## Start

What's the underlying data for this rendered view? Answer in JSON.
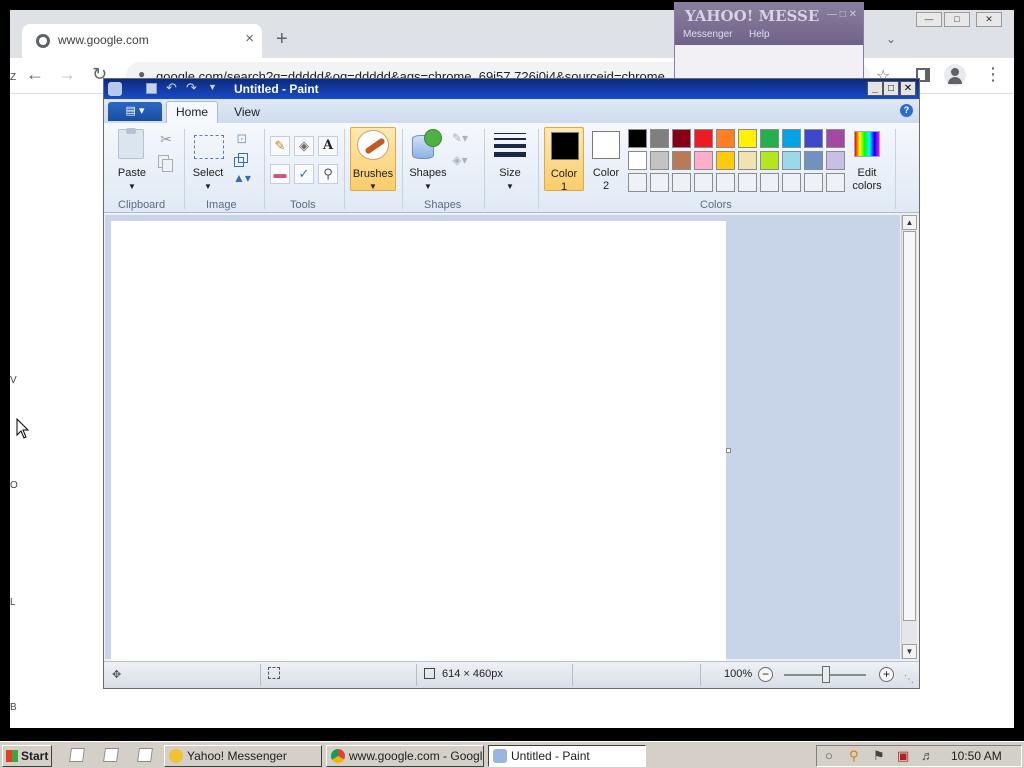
{
  "browser": {
    "tab_title": "www.google.com",
    "tab_close": "×",
    "new_tab": "+",
    "address": "google.com/search?q=ddddd&oq=ddddd&aqs=chrome..69i57.726j0j4&sourceid=chrome",
    "page_fragments": [
      "Z",
      "V",
      "O",
      "L",
      "B"
    ]
  },
  "yahoo": {
    "logo": "YAHOO! MESSE",
    "menu": [
      "Messenger",
      "Help"
    ]
  },
  "paint": {
    "title": "Untitled - Paint",
    "tabs": [
      "Home",
      "View"
    ],
    "groups": {
      "clipboard": "Clipboard",
      "image": "Image",
      "tools": "Tools",
      "shapes": "Shapes",
      "colors": "Colors"
    },
    "buttons": {
      "paste": "Paste",
      "select": "Select",
      "brushes": "Brushes",
      "shapes": "Shapes",
      "size": "Size",
      "color1_line1": "Color",
      "color1_line2": "1",
      "color2_line1": "Color",
      "color2_line2": "2",
      "edit_colors_line1": "Edit",
      "edit_colors_line2": "colors"
    },
    "color1": "#000000",
    "color2": "#ffffff",
    "palette": [
      [
        "#000000",
        "#7f7f7f",
        "#880015",
        "#ed1c24",
        "#ff7f27",
        "#fff200",
        "#22b14c",
        "#00a2e8",
        "#3f48cc",
        "#a349a4"
      ],
      [
        "#ffffff",
        "#c3c3c3",
        "#b97a57",
        "#ffaec9",
        "#ffc90e",
        "#efe4b0",
        "#b5e61d",
        "#99d9ea",
        "#7092be",
        "#c8bfe7"
      ],
      [
        "#eef1f5",
        "#eef1f5",
        "#eef1f5",
        "#eef1f5",
        "#eef1f5",
        "#eef1f5",
        "#eef1f5",
        "#eef1f5",
        "#eef1f5",
        "#eef1f5"
      ]
    ],
    "status": {
      "canvas_size": "614 × 460px",
      "zoom": "100%"
    }
  },
  "taskbar": {
    "start": "Start",
    "tasks": [
      {
        "label": "Yahoo! Messenger"
      },
      {
        "label": "www.google.com - Googl..."
      },
      {
        "label": "Untitled - Paint"
      }
    ],
    "clock": "10:50 AM"
  }
}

## End

### To be done
Keep the pictures out of your copy, and repeat every entry above exactly.

### Reply
What's the underlying data for this rendered view? Answer in JSON.
{
  "browser": {
    "tab_title": "www.google.com",
    "tab_close": "×",
    "new_tab": "+",
    "address": "google.com/search?q=ddddd&oq=ddddd&aqs=chrome..69i57.726j0j4&sourceid=chrome",
    "page_fragments": [
      "Z",
      "V",
      "O",
      "L",
      "B"
    ]
  },
  "yahoo": {
    "logo": "YAHOO! MESSE",
    "menu": [
      "Messenger",
      "Help"
    ]
  },
  "paint": {
    "title": "Untitled - Paint",
    "tabs": [
      "Home",
      "View"
    ],
    "groups": {
      "clipboard": "Clipboard",
      "image": "Image",
      "tools": "Tools",
      "shapes": "Shapes",
      "colors": "Colors"
    },
    "buttons": {
      "paste": "Paste",
      "select": "Select",
      "brushes": "Brushes",
      "shapes": "Shapes",
      "size": "Size",
      "color1_line1": "Color",
      "color1_line2": "1",
      "color2_line1": "Color",
      "color2_line2": "2",
      "edit_colors_line1": "Edit",
      "edit_colors_line2": "colors"
    },
    "color1": "#000000",
    "color2": "#ffffff",
    "palette": [
      [
        "#000000",
        "#7f7f7f",
        "#880015",
        "#ed1c24",
        "#ff7f27",
        "#fff200",
        "#22b14c",
        "#00a2e8",
        "#3f48cc",
        "#a349a4"
      ],
      [
        "#ffffff",
        "#c3c3c3",
        "#b97a57",
        "#ffaec9",
        "#ffc90e",
        "#efe4b0",
        "#b5e61d",
        "#99d9ea",
        "#7092be",
        "#c8bfe7"
      ],
      [
        "#eef1f5",
        "#eef1f5",
        "#eef1f5",
        "#eef1f5",
        "#eef1f5",
        "#eef1f5",
        "#eef1f5",
        "#eef1f5",
        "#eef1f5",
        "#eef1f5"
      ]
    ],
    "status": {
      "canvas_size": "614 × 460px",
      "zoom": "100%"
    }
  },
  "taskbar": {
    "start": "Start",
    "tasks": [
      {
        "label": "Yahoo! Messenger"
      },
      {
        "label": "www.google.com - Googl..."
      },
      {
        "label": "Untitled - Paint"
      }
    ],
    "clock": "10:50 AM"
  }
}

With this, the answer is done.